Dataset entries on figures

——————————

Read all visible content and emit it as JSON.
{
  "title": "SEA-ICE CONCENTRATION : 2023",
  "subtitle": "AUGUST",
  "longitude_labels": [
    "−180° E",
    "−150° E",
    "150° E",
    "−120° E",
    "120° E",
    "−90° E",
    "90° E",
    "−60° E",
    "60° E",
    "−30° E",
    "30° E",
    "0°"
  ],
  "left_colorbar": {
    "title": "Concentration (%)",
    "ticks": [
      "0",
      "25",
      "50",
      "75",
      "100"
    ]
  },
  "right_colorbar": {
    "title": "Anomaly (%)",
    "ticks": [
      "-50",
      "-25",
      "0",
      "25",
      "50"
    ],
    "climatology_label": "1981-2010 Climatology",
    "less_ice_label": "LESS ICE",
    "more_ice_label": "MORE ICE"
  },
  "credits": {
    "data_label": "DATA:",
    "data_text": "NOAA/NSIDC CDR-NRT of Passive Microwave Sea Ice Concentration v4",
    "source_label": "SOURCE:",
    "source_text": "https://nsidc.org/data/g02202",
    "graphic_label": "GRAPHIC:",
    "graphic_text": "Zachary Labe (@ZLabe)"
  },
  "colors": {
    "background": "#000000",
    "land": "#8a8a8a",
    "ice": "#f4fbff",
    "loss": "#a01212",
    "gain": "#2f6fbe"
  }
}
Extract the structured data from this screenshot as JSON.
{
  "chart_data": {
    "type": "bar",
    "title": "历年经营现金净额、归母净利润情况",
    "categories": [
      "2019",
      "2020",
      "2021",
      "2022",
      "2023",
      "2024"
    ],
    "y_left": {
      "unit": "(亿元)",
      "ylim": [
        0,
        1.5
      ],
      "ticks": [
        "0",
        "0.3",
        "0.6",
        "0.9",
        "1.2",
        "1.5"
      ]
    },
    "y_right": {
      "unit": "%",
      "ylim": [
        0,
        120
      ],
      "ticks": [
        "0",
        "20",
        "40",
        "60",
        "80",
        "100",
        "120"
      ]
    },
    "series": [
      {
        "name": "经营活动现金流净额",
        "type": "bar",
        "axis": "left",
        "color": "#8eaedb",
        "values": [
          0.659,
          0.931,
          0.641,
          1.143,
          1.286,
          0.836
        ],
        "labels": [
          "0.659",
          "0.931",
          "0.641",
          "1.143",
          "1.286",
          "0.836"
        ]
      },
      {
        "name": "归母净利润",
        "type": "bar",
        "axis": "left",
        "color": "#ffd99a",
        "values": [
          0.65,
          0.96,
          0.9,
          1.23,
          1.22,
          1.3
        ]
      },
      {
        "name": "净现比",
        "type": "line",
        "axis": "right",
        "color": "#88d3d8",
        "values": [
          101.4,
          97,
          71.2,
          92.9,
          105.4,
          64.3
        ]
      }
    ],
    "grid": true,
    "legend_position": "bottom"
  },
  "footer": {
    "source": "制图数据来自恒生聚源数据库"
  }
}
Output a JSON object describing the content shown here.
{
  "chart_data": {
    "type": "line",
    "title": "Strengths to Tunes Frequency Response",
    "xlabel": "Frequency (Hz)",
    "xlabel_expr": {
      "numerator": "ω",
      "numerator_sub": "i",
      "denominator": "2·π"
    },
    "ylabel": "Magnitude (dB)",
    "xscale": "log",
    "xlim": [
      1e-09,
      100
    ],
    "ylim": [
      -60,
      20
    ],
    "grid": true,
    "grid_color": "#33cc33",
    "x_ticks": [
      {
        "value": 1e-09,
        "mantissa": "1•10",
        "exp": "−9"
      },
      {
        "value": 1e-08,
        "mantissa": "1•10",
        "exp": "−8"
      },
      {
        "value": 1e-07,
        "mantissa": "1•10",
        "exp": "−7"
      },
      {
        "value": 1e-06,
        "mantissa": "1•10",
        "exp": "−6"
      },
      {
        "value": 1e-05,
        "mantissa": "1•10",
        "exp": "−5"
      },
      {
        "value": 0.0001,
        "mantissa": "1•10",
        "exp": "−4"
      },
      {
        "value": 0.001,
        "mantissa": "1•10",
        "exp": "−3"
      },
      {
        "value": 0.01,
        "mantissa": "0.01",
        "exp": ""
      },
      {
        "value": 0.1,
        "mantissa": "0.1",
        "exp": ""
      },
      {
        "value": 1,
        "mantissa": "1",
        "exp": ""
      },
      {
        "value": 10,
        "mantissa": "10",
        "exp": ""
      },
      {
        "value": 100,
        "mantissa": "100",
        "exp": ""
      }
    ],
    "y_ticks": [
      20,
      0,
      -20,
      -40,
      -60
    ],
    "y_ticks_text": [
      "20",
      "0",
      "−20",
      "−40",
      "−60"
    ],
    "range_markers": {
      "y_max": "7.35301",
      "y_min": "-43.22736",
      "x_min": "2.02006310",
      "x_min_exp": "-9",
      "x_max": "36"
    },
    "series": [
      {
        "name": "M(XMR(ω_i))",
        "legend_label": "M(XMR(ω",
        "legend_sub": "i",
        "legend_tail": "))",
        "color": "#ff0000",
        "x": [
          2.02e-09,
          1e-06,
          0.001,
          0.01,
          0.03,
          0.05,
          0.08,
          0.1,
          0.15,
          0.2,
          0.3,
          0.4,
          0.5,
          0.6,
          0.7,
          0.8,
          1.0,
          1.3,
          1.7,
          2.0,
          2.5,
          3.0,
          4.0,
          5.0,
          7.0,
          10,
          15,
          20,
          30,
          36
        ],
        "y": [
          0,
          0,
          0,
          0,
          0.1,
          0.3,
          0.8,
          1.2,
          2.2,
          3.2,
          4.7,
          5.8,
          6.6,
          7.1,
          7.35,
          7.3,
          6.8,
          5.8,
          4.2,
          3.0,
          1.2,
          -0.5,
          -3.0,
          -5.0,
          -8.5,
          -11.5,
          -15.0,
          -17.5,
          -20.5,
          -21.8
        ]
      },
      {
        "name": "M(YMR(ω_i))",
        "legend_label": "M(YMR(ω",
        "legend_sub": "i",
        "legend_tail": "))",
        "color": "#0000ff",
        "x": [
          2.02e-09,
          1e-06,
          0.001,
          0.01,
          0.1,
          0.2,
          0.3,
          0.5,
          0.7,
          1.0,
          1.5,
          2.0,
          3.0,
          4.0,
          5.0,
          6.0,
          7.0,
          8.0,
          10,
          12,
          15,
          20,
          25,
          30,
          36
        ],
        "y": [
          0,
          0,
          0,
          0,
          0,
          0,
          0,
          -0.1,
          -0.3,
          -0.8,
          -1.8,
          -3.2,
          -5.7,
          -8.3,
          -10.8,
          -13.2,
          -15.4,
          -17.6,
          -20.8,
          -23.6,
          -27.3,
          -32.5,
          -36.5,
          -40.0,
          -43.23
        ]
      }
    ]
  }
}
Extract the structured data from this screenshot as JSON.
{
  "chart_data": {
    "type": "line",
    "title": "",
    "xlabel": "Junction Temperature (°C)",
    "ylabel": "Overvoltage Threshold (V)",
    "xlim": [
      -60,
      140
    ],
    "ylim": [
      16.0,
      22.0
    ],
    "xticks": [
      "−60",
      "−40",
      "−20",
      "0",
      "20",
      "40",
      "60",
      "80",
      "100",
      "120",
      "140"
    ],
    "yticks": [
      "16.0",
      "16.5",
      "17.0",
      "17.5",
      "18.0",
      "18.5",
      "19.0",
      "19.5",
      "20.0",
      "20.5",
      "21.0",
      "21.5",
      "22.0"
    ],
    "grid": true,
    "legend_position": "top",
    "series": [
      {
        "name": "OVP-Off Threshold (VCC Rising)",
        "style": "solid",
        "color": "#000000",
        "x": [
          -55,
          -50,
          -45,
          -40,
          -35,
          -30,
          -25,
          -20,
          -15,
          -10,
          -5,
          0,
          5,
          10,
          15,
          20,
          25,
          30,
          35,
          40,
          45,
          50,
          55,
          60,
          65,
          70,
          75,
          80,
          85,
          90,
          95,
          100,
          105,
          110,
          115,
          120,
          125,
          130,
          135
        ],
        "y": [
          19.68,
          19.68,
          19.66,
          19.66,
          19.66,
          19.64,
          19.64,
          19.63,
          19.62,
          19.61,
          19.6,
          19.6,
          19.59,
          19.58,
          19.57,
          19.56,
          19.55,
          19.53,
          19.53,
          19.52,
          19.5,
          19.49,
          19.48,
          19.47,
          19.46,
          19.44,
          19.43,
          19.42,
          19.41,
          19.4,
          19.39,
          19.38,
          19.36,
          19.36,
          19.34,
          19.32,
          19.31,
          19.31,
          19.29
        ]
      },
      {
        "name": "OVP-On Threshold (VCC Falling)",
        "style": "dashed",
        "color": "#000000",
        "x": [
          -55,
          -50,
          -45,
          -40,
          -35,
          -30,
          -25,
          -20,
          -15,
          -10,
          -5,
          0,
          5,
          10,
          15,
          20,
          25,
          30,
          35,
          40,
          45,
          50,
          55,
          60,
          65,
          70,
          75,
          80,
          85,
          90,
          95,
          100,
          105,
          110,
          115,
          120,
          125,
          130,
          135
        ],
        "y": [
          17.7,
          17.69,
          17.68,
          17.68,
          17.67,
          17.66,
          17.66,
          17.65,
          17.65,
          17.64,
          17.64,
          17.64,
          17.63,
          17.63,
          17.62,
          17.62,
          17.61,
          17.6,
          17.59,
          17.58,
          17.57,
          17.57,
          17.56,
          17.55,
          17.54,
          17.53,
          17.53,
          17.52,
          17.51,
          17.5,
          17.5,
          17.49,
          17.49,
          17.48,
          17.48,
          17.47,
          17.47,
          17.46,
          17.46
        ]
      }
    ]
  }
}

——————————

EXERCISE — From the entries above, return each line with the word "JSON" in it.

THE ANSWER —
Read all visible content and emit it as JSON.
Extract the structured data from this screenshot as JSON.
Output a JSON object describing the content shown here.
Extract the structured data from this screenshot as JSON.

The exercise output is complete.